━━ Given information ━━
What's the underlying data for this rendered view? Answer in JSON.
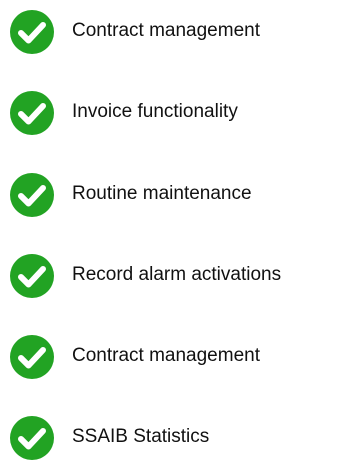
{
  "colors": {
    "check_fill": "#22a323",
    "check_mark": "#ffffff",
    "text": "#111111"
  },
  "features": [
    {
      "label": "Contract management",
      "icon": "checkmark-circle-icon"
    },
    {
      "label": "Invoice functionality",
      "icon": "checkmark-circle-icon"
    },
    {
      "label": "Routine maintenance",
      "icon": "checkmark-circle-icon"
    },
    {
      "label": "Record alarm activations",
      "icon": "checkmark-circle-icon"
    },
    {
      "label": "Contract management",
      "icon": "checkmark-circle-icon"
    },
    {
      "label": "SSAIB Statistics",
      "icon": "checkmark-circle-icon"
    }
  ]
}
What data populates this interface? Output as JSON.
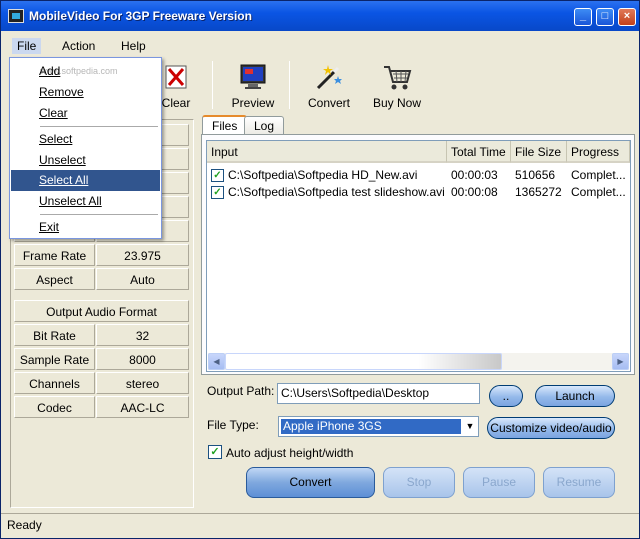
{
  "window": {
    "title": "MobileVideo For 3GP Freeware Version"
  },
  "menubar": {
    "file": "File",
    "action": "Action",
    "help": "Help"
  },
  "file_menu": {
    "add": "Add",
    "remove": "Remove",
    "clear": "Clear",
    "select": "Select",
    "unselect": "Unselect",
    "select_all": "Select All",
    "unselect_all": "Unselect All",
    "exit": "Exit"
  },
  "toolbar": {
    "clear": "Clear",
    "preview": "Preview",
    "convert": "Convert",
    "buy_now": "Buy Now"
  },
  "video_info": {
    "frame_rate_label": "Frame Rate",
    "frame_rate_value": "23.975",
    "aspect_label": "Aspect",
    "aspect_value": "Auto"
  },
  "audio_format": {
    "header": "Output Audio Format",
    "bit_rate_label": "Bit Rate",
    "bit_rate_value": "32",
    "sample_rate_label": "Sample Rate",
    "sample_rate_value": "8000",
    "channels_label": "Channels",
    "channels_value": "stereo",
    "codec_label": "Codec",
    "codec_value": "AAC-LC"
  },
  "tabs": {
    "files": "Files",
    "log": "Log"
  },
  "file_list": {
    "columns": {
      "input": "Input",
      "total_time": "Total Time",
      "file_size": "File Size",
      "progress": "Progress"
    },
    "rows": [
      {
        "input": "C:\\Softpedia\\Softpedia HD_New.avi",
        "total_time": "00:00:03",
        "file_size": "510656",
        "progress": "Complet..."
      },
      {
        "input": "C:\\Softpedia\\Softpedia test slideshow.avi",
        "total_time": "00:00:08",
        "file_size": "1365272",
        "progress": "Complet..."
      }
    ]
  },
  "output": {
    "path_label": "Output Path:",
    "path_value": "C:\\Users\\Softpedia\\Desktop",
    "browse": "..",
    "launch": "Launch",
    "file_type_label": "File Type:",
    "file_type_value": "Apple iPhone 3GS",
    "customize": "Customize video/audio",
    "auto_adjust": "Auto adjust height/width"
  },
  "actions": {
    "convert": "Convert",
    "stop": "Stop",
    "pause": "Pause",
    "resume": "Resume"
  },
  "status": {
    "text": "Ready"
  },
  "watermark": "www.softpedia.com"
}
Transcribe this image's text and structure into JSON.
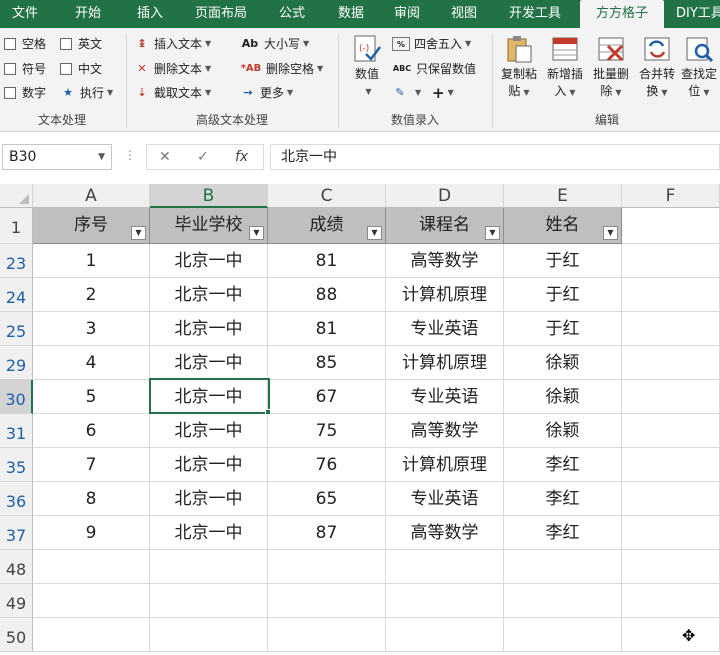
{
  "ribbon_tabs": [
    "文件",
    "开始",
    "插入",
    "页面布局",
    "公式",
    "数据",
    "审阅",
    "视图",
    "开发工具",
    "方方格子",
    "DIY工具箱"
  ],
  "active_tab": "方方格子",
  "text_processing": {
    "checkboxes": [
      "空格",
      "英文",
      "符号",
      "中文",
      "数字"
    ],
    "execute_label": "执行",
    "group_label": "文本处理"
  },
  "advanced_text": {
    "items": [
      "插入文本",
      "删除文本",
      "截取文本",
      "大小写",
      "删除空格",
      "更多"
    ],
    "group_label": "高级文本处理"
  },
  "numeric_entry": {
    "value_button": "数值",
    "round_label": "四舍五入",
    "keep_values_label": "只保留数值",
    "group_label": "数值录入"
  },
  "editing": {
    "buttons": [
      {
        "l1": "复制粘",
        "l2": "贴"
      },
      {
        "l1": "新增插",
        "l2": "入"
      },
      {
        "l1": "批量删",
        "l2": "除"
      },
      {
        "l1": "合并转",
        "l2": "换"
      },
      {
        "l1": "查找定",
        "l2": "位"
      }
    ],
    "group_label": "编辑"
  },
  "formula_bar": {
    "name_box": "B30",
    "fx_label": "fx",
    "content": "北京一中"
  },
  "sheet": {
    "columns": [
      "A",
      "B",
      "C",
      "D",
      "E",
      "F"
    ],
    "selected_column": "B",
    "header_row_number": "1",
    "headers": [
      "序号",
      "毕业学校",
      "成绩",
      "课程名",
      "姓名"
    ],
    "rows": [
      {
        "row": "23",
        "cells": [
          "1",
          "北京一中",
          "81",
          "高等数学",
          "于红"
        ]
      },
      {
        "row": "24",
        "cells": [
          "2",
          "北京一中",
          "88",
          "计算机原理",
          "于红"
        ]
      },
      {
        "row": "25",
        "cells": [
          "3",
          "北京一中",
          "81",
          "专业英语",
          "于红"
        ]
      },
      {
        "row": "29",
        "cells": [
          "4",
          "北京一中",
          "85",
          "计算机原理",
          "徐颖"
        ]
      },
      {
        "row": "30",
        "cells": [
          "5",
          "北京一中",
          "67",
          "专业英语",
          "徐颖"
        ]
      },
      {
        "row": "31",
        "cells": [
          "6",
          "北京一中",
          "75",
          "高等数学",
          "徐颖"
        ]
      },
      {
        "row": "35",
        "cells": [
          "7",
          "北京一中",
          "76",
          "计算机原理",
          "李红"
        ]
      },
      {
        "row": "36",
        "cells": [
          "8",
          "北京一中",
          "65",
          "专业英语",
          "李红"
        ]
      },
      {
        "row": "37",
        "cells": [
          "9",
          "北京一中",
          "87",
          "高等数学",
          "李红"
        ]
      }
    ],
    "empty_rows": [
      "48",
      "49",
      "50"
    ],
    "selected_row": "30"
  },
  "colors": {
    "ribbon_green": "#217346",
    "header_fill": "#bfbfbf",
    "filtered_row_number": "#1f5fa8"
  }
}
━━━
> Exercise prompt
Leaving all pictures aside, quote each record exactly.

> Result below
What's the underlying data for this rendered view? Answer in JSON.
{
  "colors": {
    "check_fill": "#22a323",
    "check_mark": "#ffffff",
    "text": "#111111"
  },
  "features": [
    {
      "label": "Contract management",
      "icon": "checkmark-circle-icon"
    },
    {
      "label": "Invoice functionality",
      "icon": "checkmark-circle-icon"
    },
    {
      "label": "Routine maintenance",
      "icon": "checkmark-circle-icon"
    },
    {
      "label": "Record alarm activations",
      "icon": "checkmark-circle-icon"
    },
    {
      "label": "Contract management",
      "icon": "checkmark-circle-icon"
    },
    {
      "label": "SSAIB Statistics",
      "icon": "checkmark-circle-icon"
    }
  ]
}
What data populates this interface? Output as JSON.
{
  "window": {
    "title": "MobileVideo For 3GP Freeware Version"
  },
  "menubar": {
    "file": "File",
    "action": "Action",
    "help": "Help"
  },
  "file_menu": {
    "add": "Add",
    "remove": "Remove",
    "clear": "Clear",
    "select": "Select",
    "unselect": "Unselect",
    "select_all": "Select All",
    "unselect_all": "Unselect All",
    "exit": "Exit"
  },
  "toolbar": {
    "clear": "Clear",
    "preview": "Preview",
    "convert": "Convert",
    "buy_now": "Buy Now"
  },
  "video_info": {
    "frame_rate_label": "Frame Rate",
    "frame_rate_value": "23.975",
    "aspect_label": "Aspect",
    "aspect_value": "Auto"
  },
  "audio_format": {
    "header": "Output Audio Format",
    "bit_rate_label": "Bit Rate",
    "bit_rate_value": "32",
    "sample_rate_label": "Sample Rate",
    "sample_rate_value": "8000",
    "channels_label": "Channels",
    "channels_value": "stereo",
    "codec_label": "Codec",
    "codec_value": "AAC-LC"
  },
  "tabs": {
    "files": "Files",
    "log": "Log"
  },
  "file_list": {
    "columns": {
      "input": "Input",
      "total_time": "Total Time",
      "file_size": "File Size",
      "progress": "Progress"
    },
    "rows": [
      {
        "input": "C:\\Softpedia\\Softpedia HD_New.avi",
        "total_time": "00:00:03",
        "file_size": "510656",
        "progress": "Complet..."
      },
      {
        "input": "C:\\Softpedia\\Softpedia test slideshow.avi",
        "total_time": "00:00:08",
        "file_size": "1365272",
        "progress": "Complet..."
      }
    ]
  },
  "output": {
    "path_label": "Output Path:",
    "path_value": "C:\\Users\\Softpedia\\Desktop",
    "browse": "..",
    "launch": "Launch",
    "file_type_label": "File Type:",
    "file_type_value": "Apple iPhone 3GS",
    "customize": "Customize video/audio",
    "auto_adjust": "Auto adjust height/width"
  },
  "actions": {
    "convert": "Convert",
    "stop": "Stop",
    "pause": "Pause",
    "resume": "Resume"
  },
  "status": {
    "text": "Ready"
  },
  "watermark": "www.softpedia.com"
}
Transcribe this image's text and structure into JSON.
{
  "ribbon_tabs": [
    "文件",
    "开始",
    "插入",
    "页面布局",
    "公式",
    "数据",
    "审阅",
    "视图",
    "开发工具",
    "方方格子",
    "DIY工具箱"
  ],
  "active_tab": "方方格子",
  "text_processing": {
    "checkboxes": [
      "空格",
      "英文",
      "符号",
      "中文",
      "数字"
    ],
    "execute_label": "执行",
    "group_label": "文本处理"
  },
  "advanced_text": {
    "items": [
      "插入文本",
      "删除文本",
      "截取文本",
      "大小写",
      "删除空格",
      "更多"
    ],
    "group_label": "高级文本处理"
  },
  "numeric_entry": {
    "value_button": "数值",
    "round_label": "四舍五入",
    "keep_values_label": "只保留数值",
    "group_label": "数值录入"
  },
  "editing": {
    "buttons": [
      {
        "l1": "复制粘",
        "l2": "贴"
      },
      {
        "l1": "新增插",
        "l2": "入"
      },
      {
        "l1": "批量删",
        "l2": "除"
      },
      {
        "l1": "合并转",
        "l2": "换"
      },
      {
        "l1": "查找定",
        "l2": "位"
      }
    ],
    "group_label": "编辑"
  },
  "formula_bar": {
    "name_box": "B30",
    "fx_label": "fx",
    "content": "北京一中"
  },
  "sheet": {
    "columns": [
      "A",
      "B",
      "C",
      "D",
      "E",
      "F"
    ],
    "selected_column": "B",
    "header_row_number": "1",
    "headers": [
      "序号",
      "毕业学校",
      "成绩",
      "课程名",
      "姓名"
    ],
    "rows": [
      {
        "row": "23",
        "cells": [
          "1",
          "北京一中",
          "81",
          "高等数学",
          "于红"
        ]
      },
      {
        "row": "24",
        "cells": [
          "2",
          "北京一中",
          "88",
          "计算机原理",
          "于红"
        ]
      },
      {
        "row": "25",
        "cells": [
          "3",
          "北京一中",
          "81",
          "专业英语",
          "于红"
        ]
      },
      {
        "row": "29",
        "cells": [
          "4",
          "北京一中",
          "85",
          "计算机原理",
          "徐颖"
        ]
      },
      {
        "row": "30",
        "cells": [
          "5",
          "北京一中",
          "67",
          "专业英语",
          "徐颖"
        ]
      },
      {
        "row": "31",
        "cells": [
          "6",
          "北京一中",
          "75",
          "高等数学",
          "徐颖"
        ]
      },
      {
        "row": "35",
        "cells": [
          "7",
          "北京一中",
          "76",
          "计算机原理",
          "李红"
        ]
      },
      {
        "row": "36",
        "cells": [
          "8",
          "北京一中",
          "65",
          "专业英语",
          "李红"
        ]
      },
      {
        "row": "37",
        "cells": [
          "9",
          "北京一中",
          "87",
          "高等数学",
          "李红"
        ]
      }
    ],
    "empty_rows": [
      "48",
      "49",
      "50"
    ],
    "selected_row": "30"
  },
  "colors": {
    "ribbon_green": "#217346",
    "header_fill": "#bfbfbf",
    "filtered_row_number": "#1f5fa8"
  }
}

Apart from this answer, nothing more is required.